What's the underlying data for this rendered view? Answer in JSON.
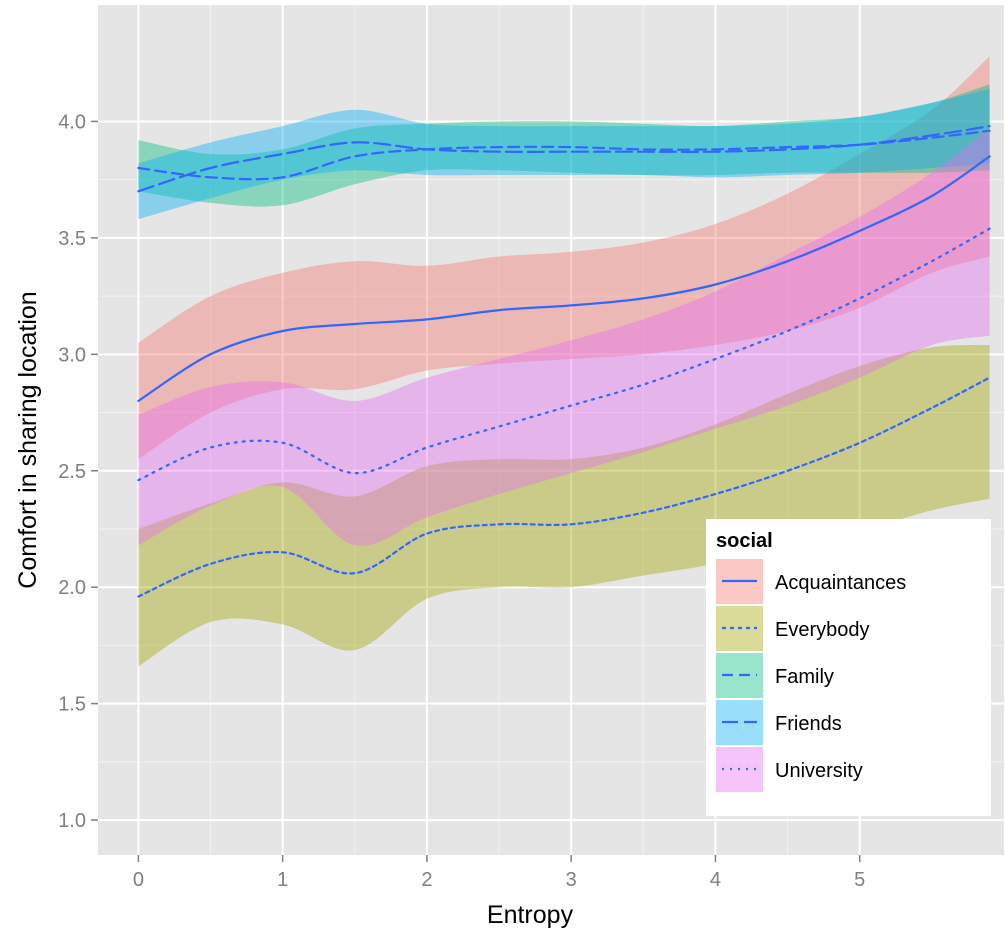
{
  "chart_data": {
    "type": "line",
    "title": "",
    "xlabel": "Entropy",
    "ylabel": "Comfort in sharing location",
    "xlim": [
      -0.28,
      6.0
    ],
    "ylim": [
      0.85,
      4.5
    ],
    "x_ticks": [
      0,
      1,
      2,
      3,
      4,
      5
    ],
    "y_ticks": [
      1.0,
      1.5,
      2.0,
      2.5,
      3.0,
      3.5,
      4.0
    ],
    "x_tick_labels": [
      "0",
      "1",
      "2",
      "3",
      "4",
      "5"
    ],
    "y_tick_labels": [
      "1.0",
      "1.5",
      "2.0",
      "2.5",
      "3.0",
      "3.5",
      "4.0"
    ],
    "grid": true,
    "line_color": "#3366FF",
    "legend": {
      "title": "social",
      "position": "right-bottom"
    },
    "series": [
      {
        "name": "Acquaintances",
        "fill": "#F8766D",
        "dash": "solid",
        "x": [
          0,
          0.5,
          1,
          1.5,
          2,
          2.5,
          3,
          3.5,
          4,
          4.5,
          5,
          5.5,
          5.9
        ],
        "y": [
          2.8,
          3.0,
          3.1,
          3.13,
          3.15,
          3.19,
          3.21,
          3.24,
          3.3,
          3.4,
          3.53,
          3.68,
          3.85
        ],
        "lower": [
          2.55,
          2.75,
          2.85,
          2.85,
          2.93,
          2.96,
          2.98,
          3.0,
          3.04,
          3.1,
          3.2,
          3.35,
          3.42
        ],
        "upper": [
          3.05,
          3.25,
          3.35,
          3.4,
          3.38,
          3.42,
          3.44,
          3.48,
          3.56,
          3.69,
          3.86,
          4.05,
          4.28
        ]
      },
      {
        "name": "Everybody",
        "fill": "#A3A500",
        "dash": "short",
        "x": [
          0,
          0.5,
          1,
          1.5,
          2,
          2.5,
          3,
          3.5,
          4,
          4.5,
          5,
          5.5,
          5.9
        ],
        "y": [
          1.96,
          2.1,
          2.15,
          2.06,
          2.23,
          2.27,
          2.27,
          2.32,
          2.4,
          2.5,
          2.62,
          2.77,
          2.9
        ],
        "lower": [
          1.66,
          1.85,
          1.84,
          1.73,
          1.95,
          2.0,
          2.0,
          2.05,
          2.1,
          2.17,
          2.24,
          2.33,
          2.38
        ],
        "upper": [
          2.25,
          2.36,
          2.45,
          2.39,
          2.52,
          2.55,
          2.55,
          2.6,
          2.7,
          2.83,
          2.95,
          3.03,
          3.04
        ]
      },
      {
        "name": "Family",
        "fill": "#00BF7D",
        "dash": "dashed",
        "x": [
          0,
          0.5,
          1,
          1.5,
          2,
          2.5,
          3,
          3.5,
          4,
          4.5,
          5,
          5.5,
          5.9
        ],
        "y": [
          3.8,
          3.76,
          3.76,
          3.85,
          3.88,
          3.89,
          3.89,
          3.88,
          3.88,
          3.89,
          3.9,
          3.93,
          3.96
        ],
        "lower": [
          3.7,
          3.65,
          3.64,
          3.73,
          3.79,
          3.79,
          3.78,
          3.77,
          3.77,
          3.78,
          3.78,
          3.78,
          3.79
        ],
        "upper": [
          3.92,
          3.86,
          3.88,
          3.97,
          3.99,
          4.0,
          4.0,
          3.99,
          3.98,
          4.0,
          4.02,
          4.08,
          4.16
        ]
      },
      {
        "name": "Friends",
        "fill": "#00B0F6",
        "dash": "longdash",
        "x": [
          0,
          0.5,
          1,
          1.5,
          2,
          2.5,
          3,
          3.5,
          4,
          4.5,
          5,
          5.5,
          5.9
        ],
        "y": [
          3.7,
          3.8,
          3.86,
          3.91,
          3.88,
          3.87,
          3.87,
          3.87,
          3.87,
          3.88,
          3.9,
          3.94,
          3.98
        ],
        "lower": [
          3.58,
          3.67,
          3.75,
          3.79,
          3.77,
          3.77,
          3.77,
          3.77,
          3.76,
          3.77,
          3.78,
          3.8,
          3.82
        ],
        "upper": [
          3.82,
          3.91,
          3.98,
          4.05,
          3.99,
          3.98,
          3.98,
          3.98,
          3.98,
          3.99,
          4.02,
          4.08,
          4.14
        ]
      },
      {
        "name": "University",
        "fill": "#E76BF3",
        "dash": "dotted",
        "x": [
          0,
          0.5,
          1,
          1.5,
          2,
          2.5,
          3,
          3.5,
          4,
          4.5,
          5,
          5.5,
          5.9
        ],
        "y": [
          2.46,
          2.6,
          2.62,
          2.49,
          2.6,
          2.69,
          2.78,
          2.87,
          2.98,
          3.1,
          3.24,
          3.4,
          3.54
        ],
        "lower": [
          2.18,
          2.35,
          2.43,
          2.18,
          2.3,
          2.4,
          2.49,
          2.58,
          2.68,
          2.78,
          2.9,
          3.04,
          3.08
        ],
        "upper": [
          2.74,
          2.86,
          2.88,
          2.8,
          2.9,
          2.98,
          3.06,
          3.15,
          3.27,
          3.43,
          3.59,
          3.78,
          3.97
        ]
      }
    ]
  }
}
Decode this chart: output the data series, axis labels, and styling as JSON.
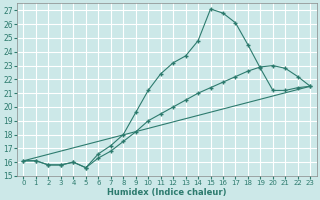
{
  "xlabel": "Humidex (Indice chaleur)",
  "bg_color": "#cce8e8",
  "grid_color": "#ffffff",
  "line_color": "#2d7b6e",
  "xlim": [
    -0.5,
    23.5
  ],
  "ylim": [
    15,
    27.5
  ],
  "xticks": [
    0,
    1,
    2,
    3,
    4,
    5,
    6,
    7,
    8,
    9,
    10,
    11,
    12,
    13,
    14,
    15,
    16,
    17,
    18,
    19,
    20,
    21,
    22,
    23
  ],
  "yticks": [
    15,
    16,
    17,
    18,
    19,
    20,
    21,
    22,
    23,
    24,
    25,
    26,
    27
  ],
  "line1_x": [
    0,
    1,
    2,
    3,
    4,
    5,
    6,
    7,
    8,
    9,
    10,
    11,
    12,
    13,
    14,
    15,
    16,
    17,
    18,
    19,
    20,
    21,
    22,
    23
  ],
  "line1_y": [
    16.1,
    16.1,
    15.8,
    15.8,
    16.0,
    15.6,
    16.6,
    17.2,
    18.0,
    19.6,
    21.2,
    22.4,
    23.2,
    23.7,
    24.8,
    27.1,
    26.8,
    26.1,
    24.5,
    22.8,
    21.2,
    21.2,
    21.4,
    21.5
  ],
  "line2_x": [
    0,
    1,
    2,
    3,
    4,
    5,
    6,
    7,
    8,
    9,
    10,
    11,
    12,
    13,
    14,
    15,
    16,
    17,
    18,
    19,
    20,
    21,
    22,
    23
  ],
  "line2_y": [
    16.1,
    16.1,
    15.8,
    15.8,
    16.0,
    15.6,
    16.3,
    16.8,
    17.5,
    18.2,
    19.0,
    19.5,
    20.0,
    20.5,
    21.0,
    21.4,
    21.8,
    22.2,
    22.6,
    22.9,
    23.0,
    22.8,
    22.2,
    21.5
  ],
  "line3_x": [
    0,
    23
  ],
  "line3_y": [
    16.1,
    21.5
  ]
}
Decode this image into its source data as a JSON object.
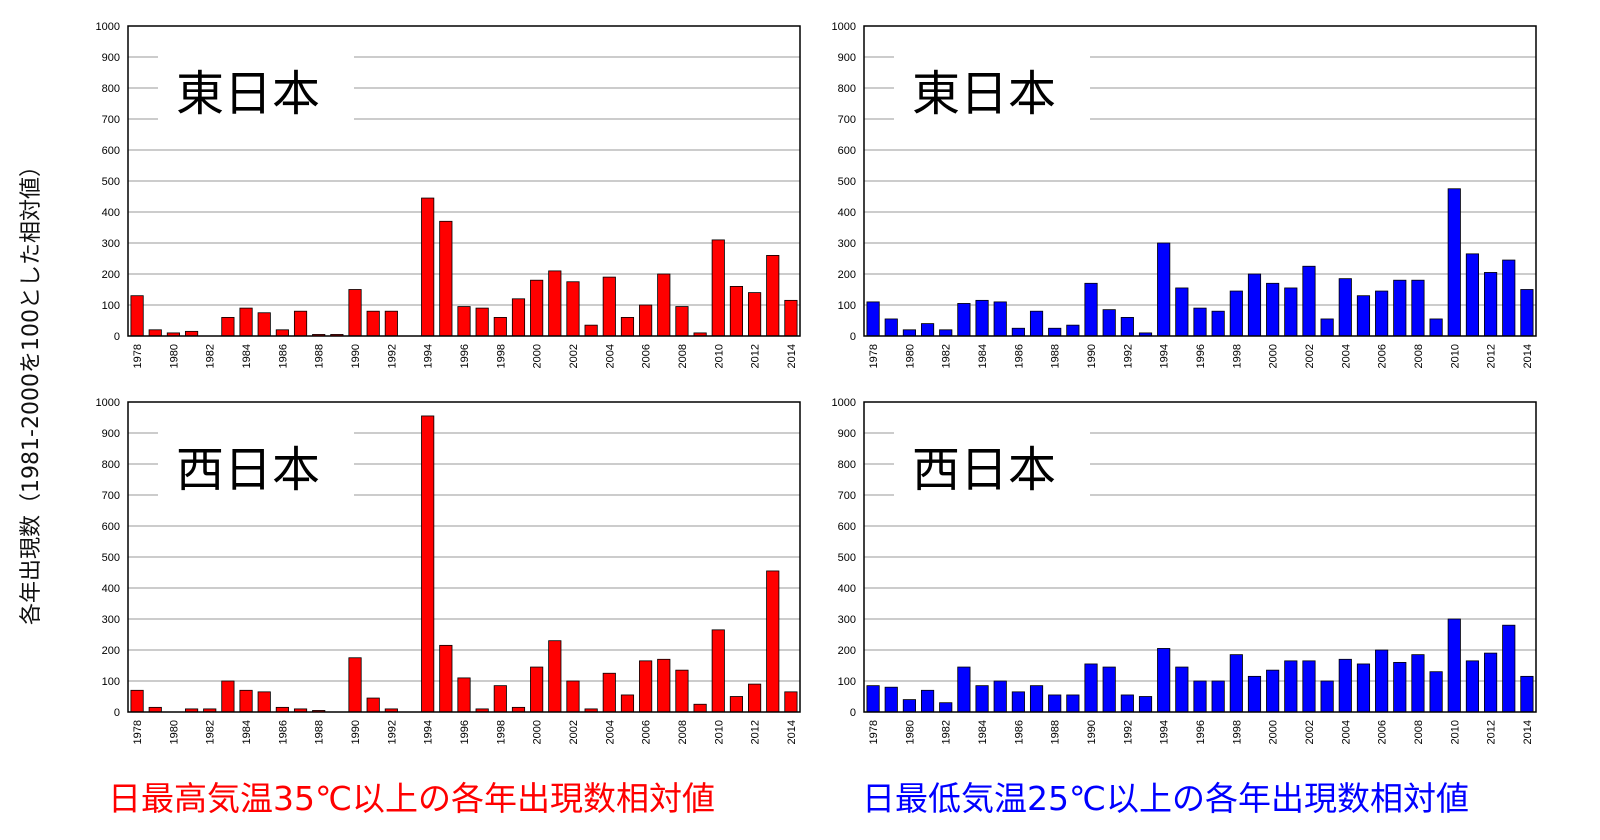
{
  "y_axis_label": "各年出現数（1981-2000を100とした相対値）",
  "captions": {
    "left": "日最高気温35℃以上の各年出現数相対値",
    "right": "日最低気温25℃以上の各年出現数相対値",
    "left_color": "#ff0000",
    "right_color": "#0000ff"
  },
  "chart_data": [
    {
      "type": "bar",
      "title": "東日本",
      "color": "#ff0000",
      "ylim": [
        0,
        1000
      ],
      "yticks": [
        0,
        100,
        200,
        300,
        400,
        500,
        600,
        700,
        800,
        900,
        1000
      ],
      "grid": true,
      "categories": [
        1978,
        1979,
        1980,
        1981,
        1982,
        1983,
        1984,
        1985,
        1986,
        1987,
        1988,
        1989,
        1990,
        1991,
        1992,
        1993,
        1994,
        1995,
        1996,
        1997,
        1998,
        1999,
        2000,
        2001,
        2002,
        2003,
        2004,
        2005,
        2006,
        2007,
        2008,
        2009,
        2010,
        2011,
        2012,
        2013,
        2014
      ],
      "tick_labels": [
        1978,
        1980,
        1982,
        1984,
        1986,
        1988,
        1990,
        1992,
        1994,
        1996,
        1998,
        2000,
        2002,
        2004,
        2006,
        2008,
        2010,
        2012,
        2014
      ],
      "values": [
        130,
        20,
        10,
        15,
        0,
        60,
        90,
        75,
        20,
        80,
        5,
        5,
        150,
        80,
        80,
        0,
        445,
        370,
        95,
        90,
        60,
        120,
        180,
        210,
        175,
        35,
        190,
        60,
        100,
        200,
        95,
        10,
        310,
        160,
        140,
        260,
        115
      ]
    },
    {
      "type": "bar",
      "title": "東日本",
      "color": "#0000ff",
      "ylim": [
        0,
        1000
      ],
      "yticks": [
        0,
        100,
        200,
        300,
        400,
        500,
        600,
        700,
        800,
        900,
        1000
      ],
      "grid": true,
      "categories": [
        1978,
        1979,
        1980,
        1981,
        1982,
        1983,
        1984,
        1985,
        1986,
        1987,
        1988,
        1989,
        1990,
        1991,
        1992,
        1993,
        1994,
        1995,
        1996,
        1997,
        1998,
        1999,
        2000,
        2001,
        2002,
        2003,
        2004,
        2005,
        2006,
        2007,
        2008,
        2009,
        2010,
        2011,
        2012,
        2013,
        2014
      ],
      "tick_labels": [
        1978,
        1980,
        1982,
        1984,
        1986,
        1988,
        1990,
        1992,
        1994,
        1996,
        1998,
        2000,
        2002,
        2004,
        2006,
        2008,
        2010,
        2012,
        2014
      ],
      "values": [
        110,
        55,
        20,
        40,
        20,
        105,
        115,
        110,
        25,
        80,
        25,
        35,
        170,
        85,
        60,
        10,
        300,
        155,
        90,
        80,
        145,
        200,
        170,
        155,
        225,
        55,
        185,
        130,
        145,
        180,
        180,
        55,
        475,
        265,
        205,
        245,
        150
      ]
    },
    {
      "type": "bar",
      "title": "西日本",
      "color": "#ff0000",
      "ylim": [
        0,
        1000
      ],
      "yticks": [
        0,
        100,
        200,
        300,
        400,
        500,
        600,
        700,
        800,
        900,
        1000
      ],
      "grid": true,
      "categories": [
        1978,
        1979,
        1980,
        1981,
        1982,
        1983,
        1984,
        1985,
        1986,
        1987,
        1988,
        1989,
        1990,
        1991,
        1992,
        1993,
        1994,
        1995,
        1996,
        1997,
        1998,
        1999,
        2000,
        2001,
        2002,
        2003,
        2004,
        2005,
        2006,
        2007,
        2008,
        2009,
        2010,
        2011,
        2012,
        2013,
        2014
      ],
      "tick_labels": [
        1978,
        1980,
        1982,
        1984,
        1986,
        1988,
        1990,
        1992,
        1994,
        1996,
        1998,
        2000,
        2002,
        2004,
        2006,
        2008,
        2010,
        2012,
        2014
      ],
      "values": [
        70,
        15,
        0,
        10,
        10,
        100,
        70,
        65,
        15,
        10,
        5,
        0,
        175,
        45,
        10,
        0,
        955,
        215,
        110,
        10,
        85,
        15,
        145,
        230,
        100,
        10,
        125,
        55,
        165,
        170,
        135,
        25,
        265,
        50,
        90,
        455,
        65
      ]
    },
    {
      "type": "bar",
      "title": "西日本",
      "color": "#0000ff",
      "ylim": [
        0,
        1000
      ],
      "yticks": [
        0,
        100,
        200,
        300,
        400,
        500,
        600,
        700,
        800,
        900,
        1000
      ],
      "grid": true,
      "categories": [
        1978,
        1979,
        1980,
        1981,
        1982,
        1983,
        1984,
        1985,
        1986,
        1987,
        1988,
        1989,
        1990,
        1991,
        1992,
        1993,
        1994,
        1995,
        1996,
        1997,
        1998,
        1999,
        2000,
        2001,
        2002,
        2003,
        2004,
        2005,
        2006,
        2007,
        2008,
        2009,
        2010,
        2011,
        2012,
        2013,
        2014
      ],
      "tick_labels": [
        1978,
        1980,
        1982,
        1984,
        1986,
        1988,
        1990,
        1992,
        1994,
        1996,
        1998,
        2000,
        2002,
        2004,
        2006,
        2008,
        2010,
        2012,
        2014
      ],
      "values": [
        85,
        80,
        40,
        70,
        30,
        145,
        85,
        100,
        65,
        85,
        55,
        55,
        155,
        145,
        55,
        50,
        205,
        145,
        100,
        100,
        185,
        115,
        135,
        165,
        165,
        100,
        170,
        155,
        200,
        160,
        185,
        130,
        300,
        165,
        190,
        280,
        115
      ]
    }
  ]
}
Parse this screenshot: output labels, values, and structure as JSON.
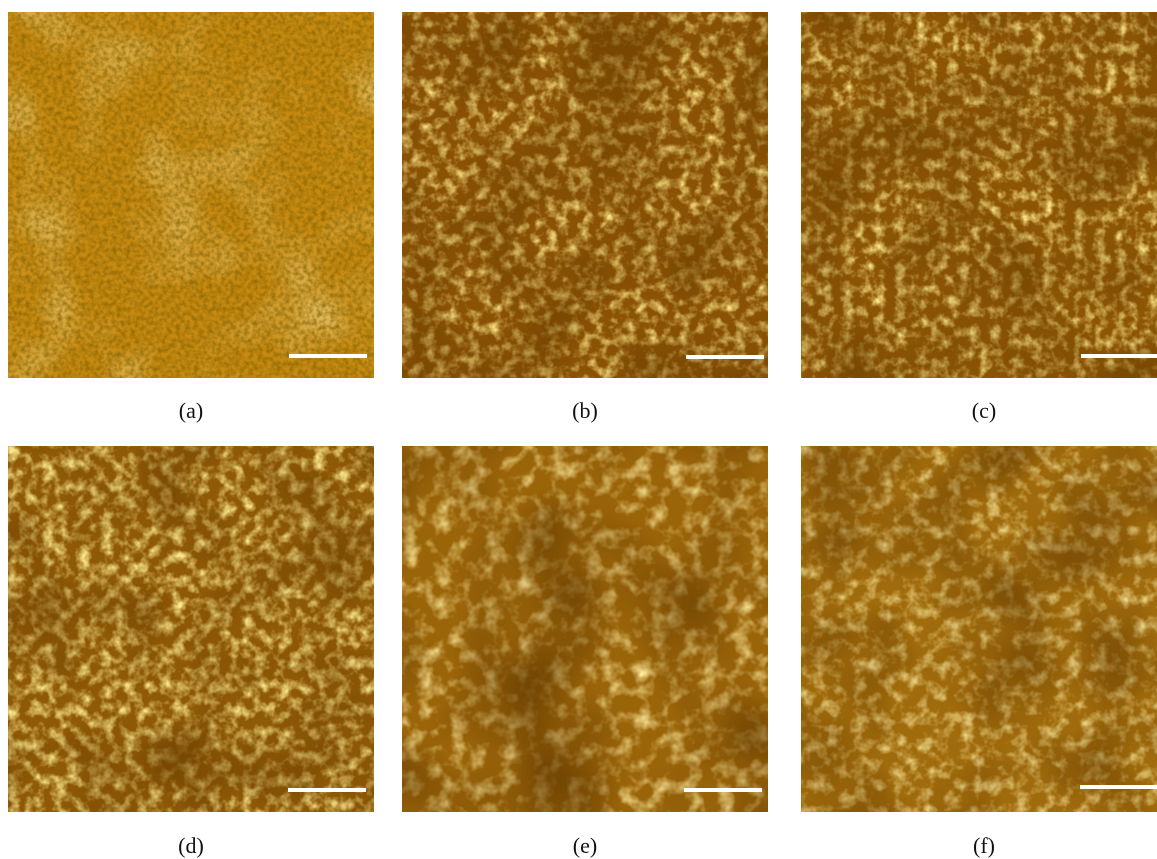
{
  "figure": {
    "panels": [
      {
        "caption": "(a)",
        "texture": "fine-dotted-honeycomb",
        "base_color": "#c78a11"
      },
      {
        "caption": "(b)",
        "texture": "wormlike-granular",
        "base_color": "#8a5205"
      },
      {
        "caption": "(c)",
        "texture": "wormlike-granular",
        "base_color": "#8d5606"
      },
      {
        "caption": "(d)",
        "texture": "wormlike-granular",
        "base_color": "#8f5a07"
      },
      {
        "caption": "(e)",
        "texture": "coarse-granular",
        "base_color": "#9a6409"
      },
      {
        "caption": "(f)",
        "texture": "coarse-granular",
        "base_color": "#a06b0c"
      }
    ],
    "scalebar_color": "#ffffff"
  }
}
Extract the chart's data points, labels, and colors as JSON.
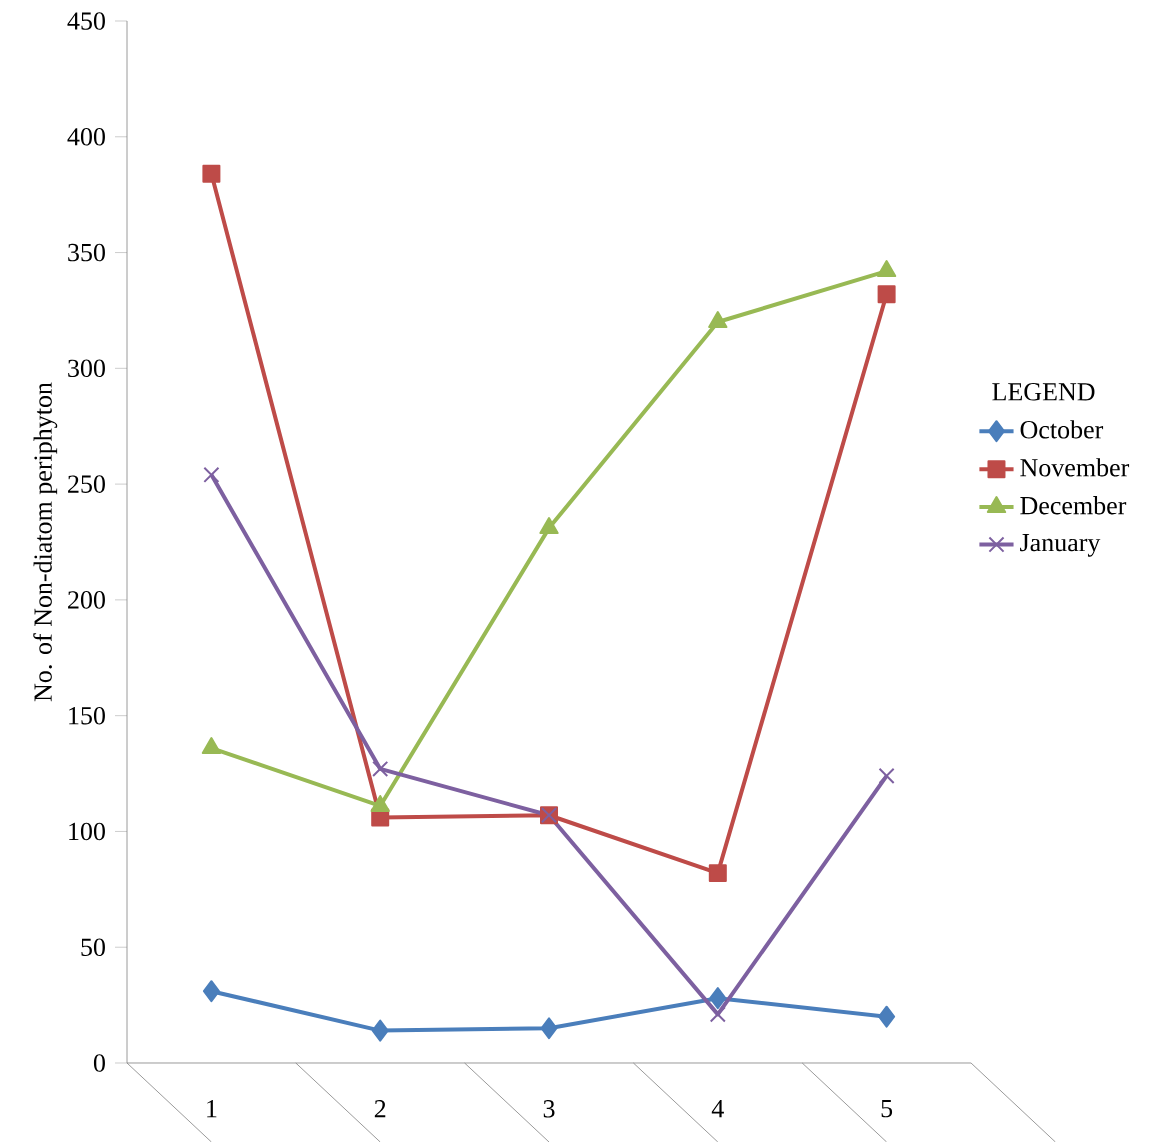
{
  "chart_data": {
    "type": "line",
    "ylabel": "No. of Non-diatom periphyton",
    "legend_title": "LEGEND",
    "categories": [
      "1",
      "2",
      "3",
      "4",
      "5"
    ],
    "series": [
      {
        "name": "October",
        "color": "#4a7ebb",
        "marker": "diamond",
        "values": [
          31,
          14,
          15,
          28,
          20
        ]
      },
      {
        "name": "November",
        "color": "#be4b48",
        "marker": "square",
        "values": [
          384,
          106,
          107,
          82,
          332
        ]
      },
      {
        "name": "December",
        "color": "#98b954",
        "marker": "triangle",
        "values": [
          136,
          111,
          231,
          320,
          342
        ]
      },
      {
        "name": "January",
        "color": "#7d60a0",
        "marker": "cross",
        "values": [
          254,
          127,
          107,
          21,
          124
        ]
      }
    ],
    "ylim": [
      0,
      450
    ],
    "yticks": [
      0,
      50,
      100,
      150,
      200,
      250,
      300,
      350,
      400,
      450
    ],
    "grid": false,
    "legend": "right",
    "line_style": "solid"
  }
}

#####

▶ _Problem to solve_
Show every line from the listing above in which the string "fill" appears.

▶ _Finished exercise_
        "fill": "#F8766D",
        "fill": "#A3A500",
        "fill": "#00BF7D",
        "fill": "#00B0F6",
        "fill": "#E76BF3",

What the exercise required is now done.